TASK DETAILS
Each line of the material below that holds the word "Fritz" needs to be copied.
** BEGIN SOURCE RECORDS **
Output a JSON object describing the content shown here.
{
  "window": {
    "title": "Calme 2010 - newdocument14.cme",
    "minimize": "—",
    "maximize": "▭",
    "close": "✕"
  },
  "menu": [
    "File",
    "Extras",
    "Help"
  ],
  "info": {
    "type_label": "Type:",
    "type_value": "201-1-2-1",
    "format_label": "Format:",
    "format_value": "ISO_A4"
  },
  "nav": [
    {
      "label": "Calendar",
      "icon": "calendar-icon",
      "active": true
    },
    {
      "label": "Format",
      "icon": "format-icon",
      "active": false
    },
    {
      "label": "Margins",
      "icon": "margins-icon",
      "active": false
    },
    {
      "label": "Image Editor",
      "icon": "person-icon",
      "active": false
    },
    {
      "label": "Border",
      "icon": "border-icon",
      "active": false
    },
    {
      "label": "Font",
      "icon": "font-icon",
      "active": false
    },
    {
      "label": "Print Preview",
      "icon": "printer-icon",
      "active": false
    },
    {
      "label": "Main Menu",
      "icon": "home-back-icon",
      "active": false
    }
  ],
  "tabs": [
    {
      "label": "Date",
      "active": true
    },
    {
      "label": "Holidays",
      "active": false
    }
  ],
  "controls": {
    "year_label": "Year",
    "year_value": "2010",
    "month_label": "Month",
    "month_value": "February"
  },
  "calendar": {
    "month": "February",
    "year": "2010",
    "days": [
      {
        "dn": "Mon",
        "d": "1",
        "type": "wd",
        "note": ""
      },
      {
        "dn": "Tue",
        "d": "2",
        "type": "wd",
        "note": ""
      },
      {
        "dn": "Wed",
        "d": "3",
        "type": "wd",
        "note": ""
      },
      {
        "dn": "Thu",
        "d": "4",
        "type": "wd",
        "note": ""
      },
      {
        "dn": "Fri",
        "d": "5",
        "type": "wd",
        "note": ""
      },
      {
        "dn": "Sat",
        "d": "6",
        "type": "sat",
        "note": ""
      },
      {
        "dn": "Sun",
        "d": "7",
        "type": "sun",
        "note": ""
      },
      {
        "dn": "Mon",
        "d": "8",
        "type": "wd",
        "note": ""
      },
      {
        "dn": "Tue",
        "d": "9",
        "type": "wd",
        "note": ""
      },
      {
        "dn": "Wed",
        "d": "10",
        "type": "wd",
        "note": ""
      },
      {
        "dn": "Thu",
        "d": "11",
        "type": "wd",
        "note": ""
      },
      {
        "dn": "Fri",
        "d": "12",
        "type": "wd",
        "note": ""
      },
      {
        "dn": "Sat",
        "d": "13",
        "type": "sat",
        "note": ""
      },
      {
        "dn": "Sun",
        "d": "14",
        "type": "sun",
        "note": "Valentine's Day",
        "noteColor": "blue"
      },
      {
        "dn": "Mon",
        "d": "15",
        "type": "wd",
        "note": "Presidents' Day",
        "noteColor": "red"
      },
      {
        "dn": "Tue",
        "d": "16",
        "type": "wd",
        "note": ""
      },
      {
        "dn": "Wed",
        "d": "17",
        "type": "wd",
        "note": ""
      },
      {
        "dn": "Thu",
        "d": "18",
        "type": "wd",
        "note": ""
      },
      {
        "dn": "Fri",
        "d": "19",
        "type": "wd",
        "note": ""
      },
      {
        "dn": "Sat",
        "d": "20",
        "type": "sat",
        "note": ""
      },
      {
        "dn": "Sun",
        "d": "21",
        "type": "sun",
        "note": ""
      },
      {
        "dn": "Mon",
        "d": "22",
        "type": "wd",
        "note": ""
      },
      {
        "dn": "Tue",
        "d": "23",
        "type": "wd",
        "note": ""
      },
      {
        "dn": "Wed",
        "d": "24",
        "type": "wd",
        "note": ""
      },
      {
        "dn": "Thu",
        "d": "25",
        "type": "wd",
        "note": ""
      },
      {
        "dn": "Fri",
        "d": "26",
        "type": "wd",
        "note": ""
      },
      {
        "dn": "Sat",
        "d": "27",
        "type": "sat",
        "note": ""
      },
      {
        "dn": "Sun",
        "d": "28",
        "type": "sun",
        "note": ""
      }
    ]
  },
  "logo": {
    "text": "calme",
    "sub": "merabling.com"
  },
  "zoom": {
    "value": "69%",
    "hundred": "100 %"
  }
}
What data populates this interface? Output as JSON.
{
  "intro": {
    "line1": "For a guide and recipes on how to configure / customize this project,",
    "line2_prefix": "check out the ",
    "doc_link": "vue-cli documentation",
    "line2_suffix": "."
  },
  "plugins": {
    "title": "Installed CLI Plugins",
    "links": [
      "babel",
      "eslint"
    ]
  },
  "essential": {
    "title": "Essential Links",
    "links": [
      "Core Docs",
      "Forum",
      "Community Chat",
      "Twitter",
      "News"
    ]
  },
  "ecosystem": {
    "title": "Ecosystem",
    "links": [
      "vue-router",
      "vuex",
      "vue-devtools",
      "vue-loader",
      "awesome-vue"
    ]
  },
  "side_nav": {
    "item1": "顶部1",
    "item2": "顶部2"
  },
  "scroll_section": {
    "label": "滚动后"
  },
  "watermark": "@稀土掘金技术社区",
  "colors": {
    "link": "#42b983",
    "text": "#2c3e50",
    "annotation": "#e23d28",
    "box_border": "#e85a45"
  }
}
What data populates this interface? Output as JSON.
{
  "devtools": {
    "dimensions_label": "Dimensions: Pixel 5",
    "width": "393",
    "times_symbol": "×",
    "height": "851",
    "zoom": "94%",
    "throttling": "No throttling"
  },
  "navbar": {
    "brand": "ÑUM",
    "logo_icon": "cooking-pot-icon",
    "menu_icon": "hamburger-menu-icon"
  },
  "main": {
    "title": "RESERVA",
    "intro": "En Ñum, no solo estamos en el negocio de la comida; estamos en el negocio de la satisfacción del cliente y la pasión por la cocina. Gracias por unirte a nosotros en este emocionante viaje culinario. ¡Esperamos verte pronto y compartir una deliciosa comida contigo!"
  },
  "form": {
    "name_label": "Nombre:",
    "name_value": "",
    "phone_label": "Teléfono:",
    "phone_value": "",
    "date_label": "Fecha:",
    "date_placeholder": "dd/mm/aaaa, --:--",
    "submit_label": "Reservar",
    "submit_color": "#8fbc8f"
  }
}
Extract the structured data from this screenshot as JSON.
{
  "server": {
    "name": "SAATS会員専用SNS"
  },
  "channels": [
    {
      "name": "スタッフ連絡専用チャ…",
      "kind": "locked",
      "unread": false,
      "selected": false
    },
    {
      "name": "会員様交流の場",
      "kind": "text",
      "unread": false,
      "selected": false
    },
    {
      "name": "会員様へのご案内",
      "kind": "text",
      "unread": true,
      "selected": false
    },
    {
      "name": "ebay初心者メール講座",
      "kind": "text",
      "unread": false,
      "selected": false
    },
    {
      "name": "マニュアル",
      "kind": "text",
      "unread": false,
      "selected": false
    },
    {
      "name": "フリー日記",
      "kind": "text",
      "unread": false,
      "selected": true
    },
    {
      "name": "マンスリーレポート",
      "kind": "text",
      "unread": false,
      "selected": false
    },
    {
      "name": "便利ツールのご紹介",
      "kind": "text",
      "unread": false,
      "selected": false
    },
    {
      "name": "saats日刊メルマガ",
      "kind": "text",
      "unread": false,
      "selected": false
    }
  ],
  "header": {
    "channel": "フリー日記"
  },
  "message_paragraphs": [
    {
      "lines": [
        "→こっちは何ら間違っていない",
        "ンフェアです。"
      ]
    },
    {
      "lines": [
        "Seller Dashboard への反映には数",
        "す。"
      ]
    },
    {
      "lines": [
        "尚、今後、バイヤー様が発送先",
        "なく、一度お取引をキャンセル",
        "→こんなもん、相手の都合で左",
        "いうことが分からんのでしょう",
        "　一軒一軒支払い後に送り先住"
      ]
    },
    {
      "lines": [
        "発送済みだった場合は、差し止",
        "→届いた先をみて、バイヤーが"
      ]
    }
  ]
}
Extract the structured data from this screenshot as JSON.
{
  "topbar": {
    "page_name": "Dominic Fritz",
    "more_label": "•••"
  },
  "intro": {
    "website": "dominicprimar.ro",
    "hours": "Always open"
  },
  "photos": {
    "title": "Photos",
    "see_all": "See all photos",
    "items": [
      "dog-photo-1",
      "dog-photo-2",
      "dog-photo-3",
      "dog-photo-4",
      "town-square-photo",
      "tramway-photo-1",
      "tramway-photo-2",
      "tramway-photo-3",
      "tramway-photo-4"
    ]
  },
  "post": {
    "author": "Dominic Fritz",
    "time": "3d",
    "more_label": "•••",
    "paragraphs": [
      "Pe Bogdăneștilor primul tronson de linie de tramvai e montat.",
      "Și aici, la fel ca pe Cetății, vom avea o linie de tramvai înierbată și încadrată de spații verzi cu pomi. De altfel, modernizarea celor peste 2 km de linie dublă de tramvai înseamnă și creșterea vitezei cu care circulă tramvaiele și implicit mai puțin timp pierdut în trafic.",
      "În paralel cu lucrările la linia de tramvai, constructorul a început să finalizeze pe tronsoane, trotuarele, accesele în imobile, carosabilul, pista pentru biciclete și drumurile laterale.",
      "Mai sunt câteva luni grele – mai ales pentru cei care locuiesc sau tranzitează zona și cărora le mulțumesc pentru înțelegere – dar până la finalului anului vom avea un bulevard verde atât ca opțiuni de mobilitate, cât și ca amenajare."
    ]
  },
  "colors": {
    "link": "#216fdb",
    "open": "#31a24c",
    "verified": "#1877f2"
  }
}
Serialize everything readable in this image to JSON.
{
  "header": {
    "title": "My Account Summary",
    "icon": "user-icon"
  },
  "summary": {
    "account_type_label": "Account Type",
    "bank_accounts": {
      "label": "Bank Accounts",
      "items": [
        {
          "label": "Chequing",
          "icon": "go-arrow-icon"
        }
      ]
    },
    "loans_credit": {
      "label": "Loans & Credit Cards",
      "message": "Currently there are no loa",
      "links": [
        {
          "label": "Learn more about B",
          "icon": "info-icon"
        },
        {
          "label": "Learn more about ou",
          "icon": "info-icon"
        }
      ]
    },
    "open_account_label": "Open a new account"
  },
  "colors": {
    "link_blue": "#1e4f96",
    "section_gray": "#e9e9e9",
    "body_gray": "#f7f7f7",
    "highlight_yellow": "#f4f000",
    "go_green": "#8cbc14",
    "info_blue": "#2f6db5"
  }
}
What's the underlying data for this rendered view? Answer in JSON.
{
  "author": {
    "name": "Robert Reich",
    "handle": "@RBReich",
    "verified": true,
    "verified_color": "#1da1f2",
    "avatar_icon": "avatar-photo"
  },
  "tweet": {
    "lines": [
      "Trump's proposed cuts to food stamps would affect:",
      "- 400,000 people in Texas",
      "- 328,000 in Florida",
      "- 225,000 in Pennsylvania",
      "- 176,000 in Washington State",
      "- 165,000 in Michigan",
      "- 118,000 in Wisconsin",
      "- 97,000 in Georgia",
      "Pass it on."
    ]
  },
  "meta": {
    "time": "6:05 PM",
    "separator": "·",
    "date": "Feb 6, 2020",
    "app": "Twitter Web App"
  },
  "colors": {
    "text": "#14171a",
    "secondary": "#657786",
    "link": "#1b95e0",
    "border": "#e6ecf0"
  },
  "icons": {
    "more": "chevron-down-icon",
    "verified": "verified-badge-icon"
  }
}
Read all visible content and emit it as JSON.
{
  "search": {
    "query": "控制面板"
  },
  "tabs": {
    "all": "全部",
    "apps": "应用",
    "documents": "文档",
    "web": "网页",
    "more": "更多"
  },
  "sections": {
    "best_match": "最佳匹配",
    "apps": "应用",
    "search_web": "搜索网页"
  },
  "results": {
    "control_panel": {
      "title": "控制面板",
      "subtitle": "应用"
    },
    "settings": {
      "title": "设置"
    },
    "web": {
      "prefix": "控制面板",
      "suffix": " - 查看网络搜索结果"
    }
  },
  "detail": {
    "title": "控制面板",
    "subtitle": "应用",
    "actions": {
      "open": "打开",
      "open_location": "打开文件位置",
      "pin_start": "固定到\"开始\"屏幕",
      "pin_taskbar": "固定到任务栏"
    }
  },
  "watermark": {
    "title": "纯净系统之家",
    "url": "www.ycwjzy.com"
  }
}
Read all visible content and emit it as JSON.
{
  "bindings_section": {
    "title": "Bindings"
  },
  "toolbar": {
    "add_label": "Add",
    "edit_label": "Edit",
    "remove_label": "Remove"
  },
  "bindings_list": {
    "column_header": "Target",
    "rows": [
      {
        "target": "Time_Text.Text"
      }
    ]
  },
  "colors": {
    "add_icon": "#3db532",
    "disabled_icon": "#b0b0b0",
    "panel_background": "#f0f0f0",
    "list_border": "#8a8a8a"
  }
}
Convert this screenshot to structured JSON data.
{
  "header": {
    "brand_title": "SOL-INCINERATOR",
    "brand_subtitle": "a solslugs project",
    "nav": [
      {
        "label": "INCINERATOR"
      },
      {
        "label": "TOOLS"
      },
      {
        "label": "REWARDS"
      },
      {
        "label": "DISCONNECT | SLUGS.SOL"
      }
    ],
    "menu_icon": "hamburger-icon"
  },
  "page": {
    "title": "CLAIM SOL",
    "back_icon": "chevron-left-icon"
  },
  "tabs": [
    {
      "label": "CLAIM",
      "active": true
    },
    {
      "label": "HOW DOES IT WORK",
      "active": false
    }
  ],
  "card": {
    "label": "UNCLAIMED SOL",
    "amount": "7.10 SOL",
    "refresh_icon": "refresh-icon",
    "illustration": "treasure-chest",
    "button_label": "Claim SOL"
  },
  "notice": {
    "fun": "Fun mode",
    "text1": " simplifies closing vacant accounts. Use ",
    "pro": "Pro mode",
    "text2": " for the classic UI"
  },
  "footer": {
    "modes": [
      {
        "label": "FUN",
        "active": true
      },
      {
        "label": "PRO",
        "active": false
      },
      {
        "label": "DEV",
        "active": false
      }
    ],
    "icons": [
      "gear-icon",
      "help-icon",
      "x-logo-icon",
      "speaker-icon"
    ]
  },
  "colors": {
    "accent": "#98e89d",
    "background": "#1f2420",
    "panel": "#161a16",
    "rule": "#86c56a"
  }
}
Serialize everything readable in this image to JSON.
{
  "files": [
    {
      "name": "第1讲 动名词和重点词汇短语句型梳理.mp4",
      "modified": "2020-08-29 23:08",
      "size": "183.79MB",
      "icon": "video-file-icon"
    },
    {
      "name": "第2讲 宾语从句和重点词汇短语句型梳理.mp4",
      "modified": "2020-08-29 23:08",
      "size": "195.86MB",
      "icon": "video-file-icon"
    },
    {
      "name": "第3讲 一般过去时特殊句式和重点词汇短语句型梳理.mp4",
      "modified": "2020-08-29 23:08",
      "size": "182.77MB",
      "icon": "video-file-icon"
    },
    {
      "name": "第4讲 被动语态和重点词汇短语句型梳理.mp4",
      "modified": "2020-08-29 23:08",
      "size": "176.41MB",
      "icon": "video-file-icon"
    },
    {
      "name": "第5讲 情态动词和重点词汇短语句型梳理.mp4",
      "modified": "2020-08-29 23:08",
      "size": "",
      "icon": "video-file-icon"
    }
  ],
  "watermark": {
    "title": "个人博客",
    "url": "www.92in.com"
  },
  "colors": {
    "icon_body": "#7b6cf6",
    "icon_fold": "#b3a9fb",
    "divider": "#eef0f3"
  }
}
** END SOURCE RECORDS **
SOLUTION TO THIS EXERCISE
    "page_name": "Dominic Fritz",
    "author": "Dominic Fritz",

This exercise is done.